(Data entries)
******

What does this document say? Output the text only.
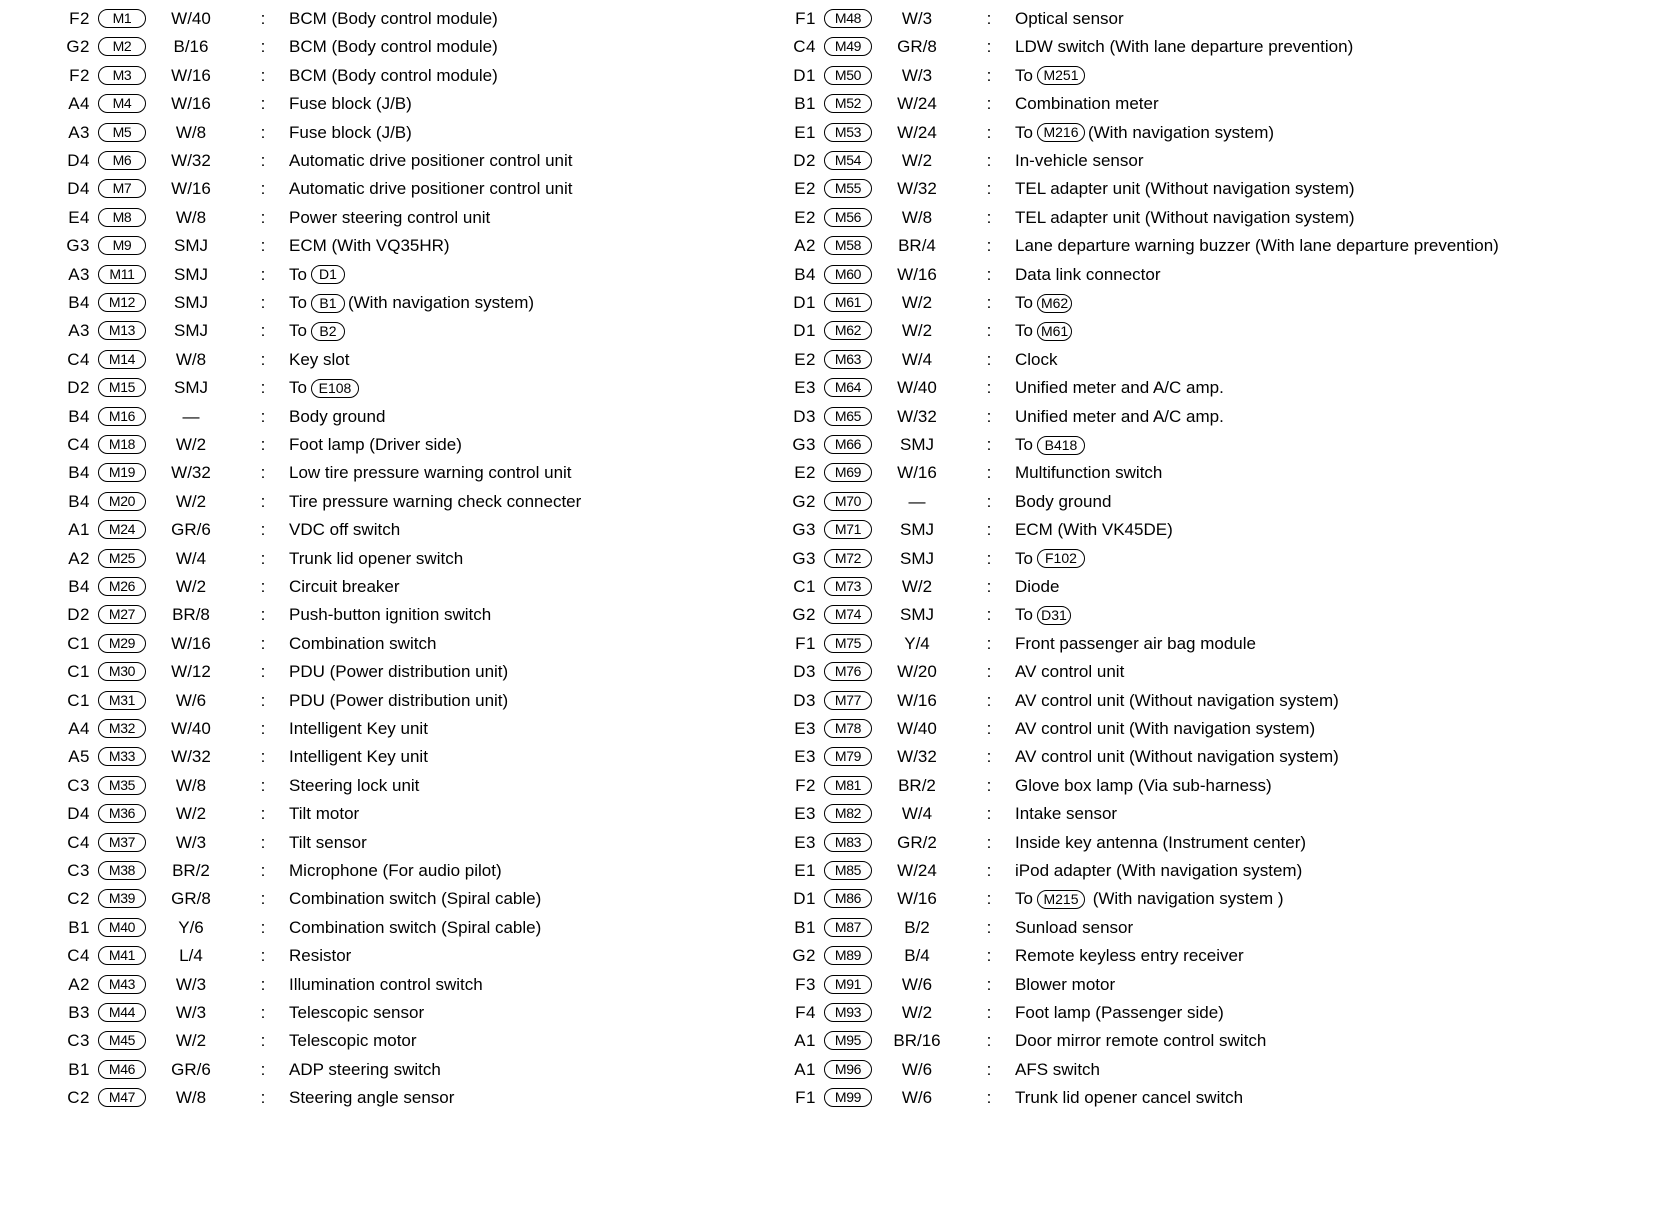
F2	M1	W/40	: BCM (Body control module)
G2	M2	B/16	: BCM (Body control module)
F2	M3	W/16	: BCM (Body control module)
A4	M4	W/16	: Fuse block (J/B)
A3	M5	W/8	: Fuse block (J/B)
D4	M6	W/32	: Automatic drive positioner control unit
D4	M7	W/16	: Automatic drive positioner control unit
E4	M8	W/8	: Power steering control unit
G3	M9	SMJ	: ECM (With VQ35HR)
A3	M11	SMJ	: To D1
B4	M12	SMJ	: To B1 (With navigation system)
A3	M13	SMJ	: To B2
C4	M14	W/8	: Key slot
D2	M15	SMJ	: To E108
B4	M16	—	: Body ground
C4	M18	W/2	: Foot lamp (Driver side)
B4	M19	W/32	: Low tire pressure warning control unit
B4	M20	W/2	: Tire pressure warning check connecter
A1	M24	GR/6	: VDC off switch
A2	M25	W/4	: Trunk lid opener switch
B4	M26	W/2	: Circuit breaker
D2	M27	BR/8	: Push-button ignition switch
C1	M29	W/16	: Combination switch
C1	M30	W/12	: PDU (Power distribution unit)
C1	M31	W/6	: PDU (Power distribution unit)
A4	M32	W/40	: Intelligent Key unit
A5	M33	W/32	: Intelligent Key unit
C3	M35	W/8	: Steering lock unit
D4	M36	W/2	: Tilt motor
C4	M37	W/3	: Tilt sensor
C3	M38	BR/2	: Microphone (For audio pilot)
C2	M39	GR/8	: Combination switch (Spiral cable)
B1	M40	Y/6	: Combination switch (Spiral cable)
C4	M41	L/4	: Resistor
A2	M43	W/3	: Illumination control switch
B3	M44	W/3	: Telescopic sensor
C3	M45	W/2	: Telescopic motor
B1	M46	GR/6	: ADP steering switch
C2	M47	W/8	: Steering angle sensor
F1	M48	W/3	: Optical sensor
C4	M49	GR/8	: LDW switch (With lane departure prevention)
D1	M50	W/3	: To M251
B1	M52	W/24	: Combination meter
E1	M53	W/24	: To M216 (With navigation system)
D2	M54	W/2	: In-vehicle sensor
E2	M55	W/32	: TEL adapter unit (Without navigation system)
E2	M56	W/8	: TEL adapter unit (Without navigation system)
A2	M58	BR/4	: Lane departure warning buzzer (With lane departure prevention)
B4	M60	W/16	: Data link connector
D1	M61	W/2	: To M62
D1	M62	W/2	: To M61
E2	M63	W/4	: Clock
E3	M64	W/40	: Unified meter and A/C amp.
D3	M65	W/32	: Unified meter and A/C amp.
G3	M66	SMJ	: To B418
E2	M69	W/16	: Multifunction switch
G2	M70	—	: Body ground
G3	M71	SMJ	: ECM (With VK45DE)
G3	M72	SMJ	: To F102
C1	M73	W/2	: Diode
G2	M74	SMJ	: To D31
F1	M75	Y/4	: Front passenger air bag module
D3	M76	W/20	: AV control unit
D3	M77	W/16	: AV control unit (Without navigation system)
E3	M78	W/40	: AV control unit (With navigation system)
E3	M79	W/32	: AV control unit (Without navigation system)
F2	M81	BR/2	: Glove box lamp (Via sub-harness)
E3	M82	W/4	: Intake sensor
E3	M83	GR/2	: Inside key antenna (Instrument center)
E1	M85	W/24	: iPod adapter (With navigation system)
D1	M86	W/16	: To M215 (With navigation system )
B1	M87	B/2	: Sunload sensor
G2	M89	B/4	: Remote keyless entry receiver
F3	M91	W/6	: Blower motor
F4	M93	W/2	: Foot lamp (Passenger side)
A1	M95	BR/16	: Door mirror remote control switch
A1	M96	W/6	: AFS switch
F1	M99	W/6	: Trunk lid opener cancel switch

******

- [EXERCISE DIRECTIONS]: From the material above, copy everything exactly but the pictures.

- [TASK RESPONSE]:
What does this document say? Output the text only.
F2	M1	W/40	: BCM (Body control module)
G2	M2	B/16	: BCM (Body control module)
F2	M3	W/16	: BCM (Body control module)
A4	M4	W/16	: Fuse block (J/B)
A3	M5	W/8	: Fuse block (J/B)
D4	M6	W/32	: Automatic drive positioner control unit
D4	M7	W/16	: Automatic drive positioner control unit
E4	M8	W/8	: Power steering control unit
G3	M9	SMJ	: ECM (With VQ35HR)
A3	M11	SMJ	: To D1
B4	M12	SMJ	: To B1 (With navigation system)
A3	M13	SMJ	: To B2
C4	M14	W/8	: Key slot
D2	M15	SMJ	: To E108
B4	M16	—	: Body ground
C4	M18	W/2	: Foot lamp (Driver side)
B4	M19	W/32	: Low tire pressure warning control unit
B4	M20	W/2	: Tire pressure warning check connecter
A1	M24	GR/6	: VDC off switch
A2	M25	W/4	: Trunk lid opener switch
B4	M26	W/2	: Circuit breaker
D2	M27	BR/8	: Push-button ignition switch
C1	M29	W/16	: Combination switch
C1	M30	W/12	: PDU (Power distribution unit)
C1	M31	W/6	: PDU (Power distribution unit)
A4	M32	W/40	: Intelligent Key unit
A5	M33	W/32	: Intelligent Key unit
C3	M35	W/8	: Steering lock unit
D4	M36	W/2	: Tilt motor
C4	M37	W/3	: Tilt sensor
C3	M38	BR/2	: Microphone (For audio pilot)
C2	M39	GR/8	: Combination switch (Spiral cable)
B1	M40	Y/6	: Combination switch (Spiral cable)
C4	M41	L/4	: Resistor
A2	M43	W/3	: Illumination control switch
B3	M44	W/3	: Telescopic sensor
C3	M45	W/2	: Telescopic motor
B1	M46	GR/6	: ADP steering switch
C2	M47	W/8	: Steering angle sensor
F1	M48	W/3	: Optical sensor
C4	M49	GR/8	: LDW switch (With lane departure prevention)
D1	M50	W/3	: To M251
B1	M52	W/24	: Combination meter
E1	M53	W/24	: To M216 (With navigation system)
D2	M54	W/2	: In-vehicle sensor
E2	M55	W/32	: TEL adapter unit (Without navigation system)
E2	M56	W/8	: TEL adapter unit (Without navigation system)
A2	M58	BR/4	: Lane departure warning buzzer (With lane departure prevention)
B4	M60	W/16	: Data link connector
D1	M61	W/2	: To M62
D1	M62	W/2	: To M61
E2	M63	W/4	: Clock
E3	M64	W/40	: Unified meter and A/C amp.
D3	M65	W/32	: Unified meter and A/C amp.
G3	M66	SMJ	: To B418
E2	M69	W/16	: Multifunction switch
G2	M70	—	: Body ground
G3	M71	SMJ	: ECM (With VK45DE)
G3	M72	SMJ	: To F102
C1	M73	W/2	: Diode
G2	M74	SMJ	: To D31
F1	M75	Y/4	: Front passenger air bag module
D3	M76	W/20	: AV control unit
D3	M77	W/16	: AV control unit (Without navigation system)
E3	M78	W/40	: AV control unit (With navigation system)
E3	M79	W/32	: AV control unit (Without navigation system)
F2	M81	BR/2	: Glove box lamp (Via sub-harness)
E3	M82	W/4	: Intake sensor
E3	M83	GR/2	: Inside key antenna (Instrument center)
E1	M85	W/24	: iPod adapter (With navigation system)
D1	M86	W/16	: To M215 (With navigation system )
B1	M87	B/2	: Sunload sensor
G2	M89	B/4	: Remote keyless entry receiver
F3	M91	W/6	: Blower motor
F4	M93	W/2	: Foot lamp (Passenger side)
A1	M95	BR/16	: Door mirror remote control switch
A1	M96	W/6	: AFS switch
F1	M99	W/6	: Trunk lid opener cancel switch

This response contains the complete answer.